*What to do*: Write out each line below precisely, passing over the pictures.

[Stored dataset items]
>>

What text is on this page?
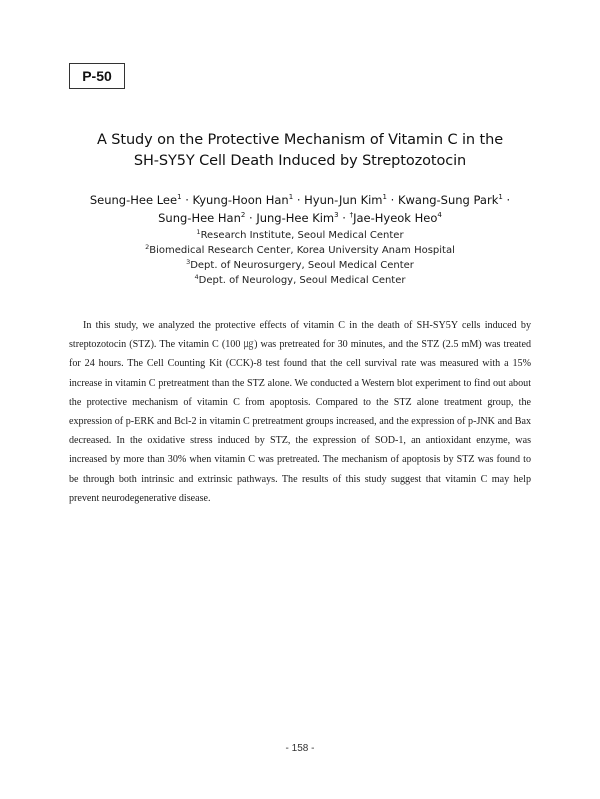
P-50
A Study on the Protective Mechanism of Vitamin C in the
SH-SY5Y Cell Death Induced by Streptozotocin
Seung-Hee Lee$^1$ · Kyung-Hoon Han$^1$ · Hyun-Jun Kim$^1$ · Kwang-Sung Park$^1$ ·
Sung-Hee Han$^2$ · Jung-Hee Kim$^3$ · †Jae-Hyeok Heo$^4$
$^1$Research Institute, Seoul Medical Center
$^2$Biomedical Research Center, Korea University Anam Hospital
$^3$Dept. of Neurosurgery, Seoul Medical Center
$^4$Dept. of Neurology, Seoul Medical Center

In this study, we analyzed the protective effects of vitamin C in the death of SH-SY5Y cells induced by streptozotocin (STZ). The vitamin C (100 ㎍) was pretreated for 30 minutes, and the STZ (2.5 mM) was treated for 24 hours. The Cell Counting Kit (CCK)-8 test found that the cell survival rate was measured with a 15% increase in vitamin C pretreatment than the STZ alone. We conducted a Western blot experiment to find out about the protective mechanism of vitamin C from apoptosis. Compared to the STZ alone treatment group, the expression of p-ERK and Bcl-2 in vitamin C pretreatment groups increased, and the expression of p-JNK and Bax decreased. In the oxidative stress induced by STZ, the expression of SOD-1, an antioxidant enzyme, was increased by more than 30% when vitamin C was pretreated. The mechanism of apoptosis by STZ was found to be through both intrinsic and extrinsic pathways. The results of this study suggest that vitamin C may help prevent neurodegenerative disease.

- 158 -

<<

*Answer to the exercise*:
What text is on this page?
P-50
A Study on the Protective Mechanism of Vitamin C in the
SH-SY5Y Cell Death Induced by Streptozotocin
Seung-Hee Lee$^1$ · Kyung-Hoon Han$^1$ · Hyun-Jun Kim$^1$ · Kwang-Sung Park$^1$ ·
Sung-Hee Han$^2$ · Jung-Hee Kim$^3$ · †Jae-Hyeok Heo$^4$
$^1$Research Institute, Seoul Medical Center
$^2$Biomedical Research Center, Korea University Anam Hospital
$^3$Dept. of Neurosurgery, Seoul Medical Center
$^4$Dept. of Neurology, Seoul Medical Center

In this study, we analyzed the protective effects of vitamin C in the death of SH-SY5Y cells induced by streptozotocin (STZ). The vitamin C (100 ㎍) was pretreated for 30 minutes, and the STZ (2.5 mM) was treated for 24 hours. The Cell Counting Kit (CCK)-8 test found that the cell survival rate was measured with a 15% increase in vitamin C pretreatment than the STZ alone. We conducted a Western blot experiment to find out about the protective mechanism of vitamin C from apoptosis. Compared to the STZ alone treatment group, the expression of p-ERK and Bcl-2 in vitamin C pretreatment groups increased, and the expression of p-JNK and Bax decreased. In the oxidative stress induced by STZ, the expression of SOD-1, an antioxidant enzyme, was increased by more than 30% when vitamin C was pretreated. The mechanism of apoptosis by STZ was found to be through both intrinsic and extrinsic pathways. The results of this study suggest that vitamin C may help prevent neurodegenerative disease.

- 158 -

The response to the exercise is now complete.